(Extracted data entries)
* BEGIN *
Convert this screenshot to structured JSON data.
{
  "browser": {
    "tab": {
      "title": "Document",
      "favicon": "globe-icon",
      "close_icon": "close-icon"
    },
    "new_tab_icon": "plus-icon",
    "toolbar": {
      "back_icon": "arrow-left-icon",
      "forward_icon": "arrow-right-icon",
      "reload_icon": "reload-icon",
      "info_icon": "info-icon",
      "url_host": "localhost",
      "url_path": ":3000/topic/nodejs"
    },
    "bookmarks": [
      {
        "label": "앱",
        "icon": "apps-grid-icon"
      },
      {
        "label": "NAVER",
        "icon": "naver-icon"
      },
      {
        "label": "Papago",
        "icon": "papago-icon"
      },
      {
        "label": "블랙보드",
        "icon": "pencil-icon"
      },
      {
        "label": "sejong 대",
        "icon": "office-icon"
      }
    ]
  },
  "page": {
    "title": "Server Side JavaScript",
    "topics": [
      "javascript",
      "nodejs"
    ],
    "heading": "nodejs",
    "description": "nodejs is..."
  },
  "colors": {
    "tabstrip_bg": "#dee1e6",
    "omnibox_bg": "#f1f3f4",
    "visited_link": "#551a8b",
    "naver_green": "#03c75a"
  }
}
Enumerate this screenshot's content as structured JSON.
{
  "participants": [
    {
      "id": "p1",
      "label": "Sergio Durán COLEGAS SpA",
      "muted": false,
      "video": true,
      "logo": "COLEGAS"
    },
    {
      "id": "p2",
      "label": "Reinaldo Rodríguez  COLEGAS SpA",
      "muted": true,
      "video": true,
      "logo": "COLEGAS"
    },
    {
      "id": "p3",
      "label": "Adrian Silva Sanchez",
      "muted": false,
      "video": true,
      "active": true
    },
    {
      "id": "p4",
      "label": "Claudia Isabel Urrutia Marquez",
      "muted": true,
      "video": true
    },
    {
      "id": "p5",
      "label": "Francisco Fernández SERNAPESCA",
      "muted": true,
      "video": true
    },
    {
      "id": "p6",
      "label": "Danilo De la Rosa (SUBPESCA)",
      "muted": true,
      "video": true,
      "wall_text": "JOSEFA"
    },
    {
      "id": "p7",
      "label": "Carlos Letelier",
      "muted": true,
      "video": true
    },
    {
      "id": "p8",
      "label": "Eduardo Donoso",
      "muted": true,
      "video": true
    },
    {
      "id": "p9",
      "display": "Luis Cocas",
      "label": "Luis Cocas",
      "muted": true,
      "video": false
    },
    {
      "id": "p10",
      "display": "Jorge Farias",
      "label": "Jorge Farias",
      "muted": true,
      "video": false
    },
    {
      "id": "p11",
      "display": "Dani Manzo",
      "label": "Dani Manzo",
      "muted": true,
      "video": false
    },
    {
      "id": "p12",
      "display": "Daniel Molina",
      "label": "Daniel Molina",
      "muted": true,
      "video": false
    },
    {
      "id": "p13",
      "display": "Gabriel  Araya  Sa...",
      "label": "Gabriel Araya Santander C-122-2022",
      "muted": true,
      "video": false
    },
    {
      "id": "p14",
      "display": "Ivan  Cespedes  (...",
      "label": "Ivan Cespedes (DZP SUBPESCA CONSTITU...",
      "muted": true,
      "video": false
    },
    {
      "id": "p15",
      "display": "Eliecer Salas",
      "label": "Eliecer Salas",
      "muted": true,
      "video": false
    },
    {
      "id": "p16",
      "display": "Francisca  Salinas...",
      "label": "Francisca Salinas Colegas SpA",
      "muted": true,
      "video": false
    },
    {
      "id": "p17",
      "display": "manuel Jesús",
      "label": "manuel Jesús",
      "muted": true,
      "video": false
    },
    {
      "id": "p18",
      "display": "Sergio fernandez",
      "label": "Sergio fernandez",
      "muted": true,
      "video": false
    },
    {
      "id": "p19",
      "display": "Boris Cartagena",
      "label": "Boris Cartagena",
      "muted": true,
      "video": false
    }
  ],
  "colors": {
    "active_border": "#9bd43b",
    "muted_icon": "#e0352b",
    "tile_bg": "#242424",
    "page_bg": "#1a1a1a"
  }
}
* END *
All of the material must be reproduced exactly.

Convert this screenshot to structured JSON data.
{
  "browser": {
    "tab": {
      "title": "Document",
      "favicon": "globe-icon",
      "close_icon": "close-icon"
    },
    "new_tab_icon": "plus-icon",
    "toolbar": {
      "back_icon": "arrow-left-icon",
      "forward_icon": "arrow-right-icon",
      "reload_icon": "reload-icon",
      "info_icon": "info-icon",
      "url_host": "localhost",
      "url_path": ":3000/topic/nodejs"
    },
    "bookmarks": [
      {
        "label": "앱",
        "icon": "apps-grid-icon"
      },
      {
        "label": "NAVER",
        "icon": "naver-icon"
      },
      {
        "label": "Papago",
        "icon": "papago-icon"
      },
      {
        "label": "블랙보드",
        "icon": "pencil-icon"
      },
      {
        "label": "sejong 대",
        "icon": "office-icon"
      }
    ]
  },
  "page": {
    "title": "Server Side JavaScript",
    "topics": [
      "javascript",
      "nodejs"
    ],
    "heading": "nodejs",
    "description": "nodejs is..."
  },
  "colors": {
    "tabstrip_bg": "#dee1e6",
    "omnibox_bg": "#f1f3f4",
    "visited_link": "#551a8b",
    "naver_green": "#03c75a"
  }
}
Enumerate this screenshot's content as structured JSON.
{
  "participants": [
    {
      "id": "p1",
      "label": "Sergio Durán COLEGAS SpA",
      "muted": false,
      "video": true,
      "logo": "COLEGAS"
    },
    {
      "id": "p2",
      "label": "Reinaldo Rodríguez  COLEGAS SpA",
      "muted": true,
      "video": true,
      "logo": "COLEGAS"
    },
    {
      "id": "p3",
      "label": "Adrian Silva Sanchez",
      "muted": false,
      "video": true,
      "active": true
    },
    {
      "id": "p4",
      "label": "Claudia Isabel Urrutia Marquez",
      "muted": true,
      "video": true
    },
    {
      "id": "p5",
      "label": "Francisco Fernández SERNAPESCA",
      "muted": true,
      "video": true
    },
    {
      "id": "p6",
      "label": "Danilo De la Rosa (SUBPESCA)",
      "muted": true,
      "video": true,
      "wall_text": "JOSEFA"
    },
    {
      "id": "p7",
      "label": "Carlos Letelier",
      "muted": true,
      "video": true
    },
    {
      "id": "p8",
      "label": "Eduardo Donoso",
      "muted": true,
      "video": true
    },
    {
      "id": "p9",
      "display": "Luis Cocas",
      "label": "Luis Cocas",
      "muted": true,
      "video": false
    },
    {
      "id": "p10",
      "display": "Jorge Farias",
      "label": "Jorge Farias",
      "muted": true,
      "video": false
    },
    {
      "id": "p11",
      "display": "Dani Manzo",
      "label": "Dani Manzo",
      "muted": true,
      "video": false
    },
    {
      "id": "p12",
      "display": "Daniel Molina",
      "label": "Daniel Molina",
      "muted": true,
      "video": false
    },
    {
      "id": "p13",
      "display": "Gabriel  Araya  Sa...",
      "label": "Gabriel Araya Santander C-122-2022",
      "muted": true,
      "video": false
    },
    {
      "id": "p14",
      "display": "Ivan  Cespedes  (...",
      "label": "Ivan Cespedes (DZP SUBPESCA CONSTITU...",
      "muted": true,
      "video": false
    },
    {
      "id": "p15",
      "display": "Eliecer Salas",
      "label": "Eliecer Salas",
      "muted": true,
      "video": false
    },
    {
      "id": "p16",
      "display": "Francisca  Salinas...",
      "label": "Francisca Salinas Colegas SpA",
      "muted": true,
      "video": false
    },
    {
      "id": "p17",
      "display": "manuel Jesús",
      "label": "manuel Jesús",
      "muted": true,
      "video": false
    },
    {
      "id": "p18",
      "display": "Sergio fernandez",
      "label": "Sergio fernandez",
      "muted": true,
      "video": false
    },
    {
      "id": "p19",
      "display": "Boris Cartagena",
      "label": "Boris Cartagena",
      "muted": true,
      "video": false
    }
  ],
  "colors": {
    "active_border": "#9bd43b",
    "muted_icon": "#e0352b",
    "tile_bg": "#242424",
    "page_bg": "#1a1a1a"
  }
}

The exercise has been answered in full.